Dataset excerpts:
---------------
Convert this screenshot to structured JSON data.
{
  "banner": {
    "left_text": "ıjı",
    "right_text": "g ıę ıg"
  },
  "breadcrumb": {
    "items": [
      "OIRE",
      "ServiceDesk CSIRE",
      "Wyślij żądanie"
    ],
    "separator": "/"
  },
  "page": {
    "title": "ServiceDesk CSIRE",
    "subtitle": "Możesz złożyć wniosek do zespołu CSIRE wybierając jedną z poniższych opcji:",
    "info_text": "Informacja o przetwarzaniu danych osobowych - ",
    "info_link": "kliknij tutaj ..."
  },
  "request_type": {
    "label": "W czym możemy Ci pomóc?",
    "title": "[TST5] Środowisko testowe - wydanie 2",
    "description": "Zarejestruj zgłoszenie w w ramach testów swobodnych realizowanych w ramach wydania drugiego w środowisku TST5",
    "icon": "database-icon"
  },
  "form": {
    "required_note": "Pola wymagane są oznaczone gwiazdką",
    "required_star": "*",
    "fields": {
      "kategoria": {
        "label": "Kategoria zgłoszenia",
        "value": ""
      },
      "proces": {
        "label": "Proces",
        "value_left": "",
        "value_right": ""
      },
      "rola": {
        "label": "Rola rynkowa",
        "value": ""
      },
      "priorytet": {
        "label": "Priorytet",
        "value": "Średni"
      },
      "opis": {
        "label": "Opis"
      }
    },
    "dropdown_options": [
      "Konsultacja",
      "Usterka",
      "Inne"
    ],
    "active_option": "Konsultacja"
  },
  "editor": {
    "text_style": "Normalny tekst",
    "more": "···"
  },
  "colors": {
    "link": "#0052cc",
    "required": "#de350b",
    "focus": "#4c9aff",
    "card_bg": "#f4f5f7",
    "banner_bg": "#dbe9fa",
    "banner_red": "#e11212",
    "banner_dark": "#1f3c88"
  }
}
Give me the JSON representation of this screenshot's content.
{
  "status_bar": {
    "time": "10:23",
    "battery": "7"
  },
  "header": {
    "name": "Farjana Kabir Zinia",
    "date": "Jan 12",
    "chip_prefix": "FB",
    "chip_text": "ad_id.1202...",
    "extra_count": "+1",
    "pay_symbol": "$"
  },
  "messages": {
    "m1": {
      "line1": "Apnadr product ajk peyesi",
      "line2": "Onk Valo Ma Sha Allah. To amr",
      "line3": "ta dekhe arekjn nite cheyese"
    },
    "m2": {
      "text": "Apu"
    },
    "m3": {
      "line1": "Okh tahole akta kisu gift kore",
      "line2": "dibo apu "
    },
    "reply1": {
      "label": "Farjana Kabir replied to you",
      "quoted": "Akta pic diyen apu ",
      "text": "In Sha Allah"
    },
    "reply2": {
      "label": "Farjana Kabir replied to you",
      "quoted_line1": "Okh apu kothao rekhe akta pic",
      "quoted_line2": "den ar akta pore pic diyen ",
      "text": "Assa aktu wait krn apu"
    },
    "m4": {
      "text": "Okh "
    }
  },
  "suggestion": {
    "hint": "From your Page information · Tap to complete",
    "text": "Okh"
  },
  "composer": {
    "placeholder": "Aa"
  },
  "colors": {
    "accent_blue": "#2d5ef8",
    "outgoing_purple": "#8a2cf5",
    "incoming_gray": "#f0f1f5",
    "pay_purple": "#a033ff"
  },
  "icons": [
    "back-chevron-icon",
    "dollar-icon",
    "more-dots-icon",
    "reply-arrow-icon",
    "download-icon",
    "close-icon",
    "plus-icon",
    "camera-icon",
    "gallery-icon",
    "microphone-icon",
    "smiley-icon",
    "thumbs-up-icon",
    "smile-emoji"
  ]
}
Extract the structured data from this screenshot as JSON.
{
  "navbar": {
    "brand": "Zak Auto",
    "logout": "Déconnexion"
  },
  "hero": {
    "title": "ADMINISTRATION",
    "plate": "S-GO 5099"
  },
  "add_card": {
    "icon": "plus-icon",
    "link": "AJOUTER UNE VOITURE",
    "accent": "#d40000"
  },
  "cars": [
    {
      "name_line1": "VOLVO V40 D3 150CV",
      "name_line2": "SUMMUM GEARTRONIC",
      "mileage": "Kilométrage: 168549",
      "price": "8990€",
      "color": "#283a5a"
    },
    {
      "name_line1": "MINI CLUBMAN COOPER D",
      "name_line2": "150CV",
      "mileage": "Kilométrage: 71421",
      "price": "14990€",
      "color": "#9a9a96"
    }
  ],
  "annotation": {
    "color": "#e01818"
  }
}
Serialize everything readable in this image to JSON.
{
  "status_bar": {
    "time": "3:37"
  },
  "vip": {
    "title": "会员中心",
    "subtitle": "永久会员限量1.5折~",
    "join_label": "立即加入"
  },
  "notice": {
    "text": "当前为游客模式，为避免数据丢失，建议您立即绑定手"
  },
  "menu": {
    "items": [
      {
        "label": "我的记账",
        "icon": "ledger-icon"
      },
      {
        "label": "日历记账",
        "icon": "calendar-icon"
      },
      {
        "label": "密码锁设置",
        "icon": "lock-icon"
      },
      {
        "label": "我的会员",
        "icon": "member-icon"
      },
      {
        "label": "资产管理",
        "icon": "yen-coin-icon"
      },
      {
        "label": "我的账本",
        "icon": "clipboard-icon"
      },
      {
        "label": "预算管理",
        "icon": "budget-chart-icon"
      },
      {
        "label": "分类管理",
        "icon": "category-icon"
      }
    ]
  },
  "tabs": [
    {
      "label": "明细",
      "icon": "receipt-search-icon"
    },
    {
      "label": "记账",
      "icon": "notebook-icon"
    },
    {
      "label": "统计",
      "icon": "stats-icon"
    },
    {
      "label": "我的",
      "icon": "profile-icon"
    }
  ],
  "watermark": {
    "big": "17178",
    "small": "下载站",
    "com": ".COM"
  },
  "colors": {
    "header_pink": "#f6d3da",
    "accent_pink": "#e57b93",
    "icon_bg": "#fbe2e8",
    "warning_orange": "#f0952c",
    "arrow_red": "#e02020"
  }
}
---------------
• _Objective_
Extract from the data every line where "mileage" shows up.

• _Answer in full_
      "mileage": "Kilométrage: 168549",
      "mileage": "Kilométrage: 71421",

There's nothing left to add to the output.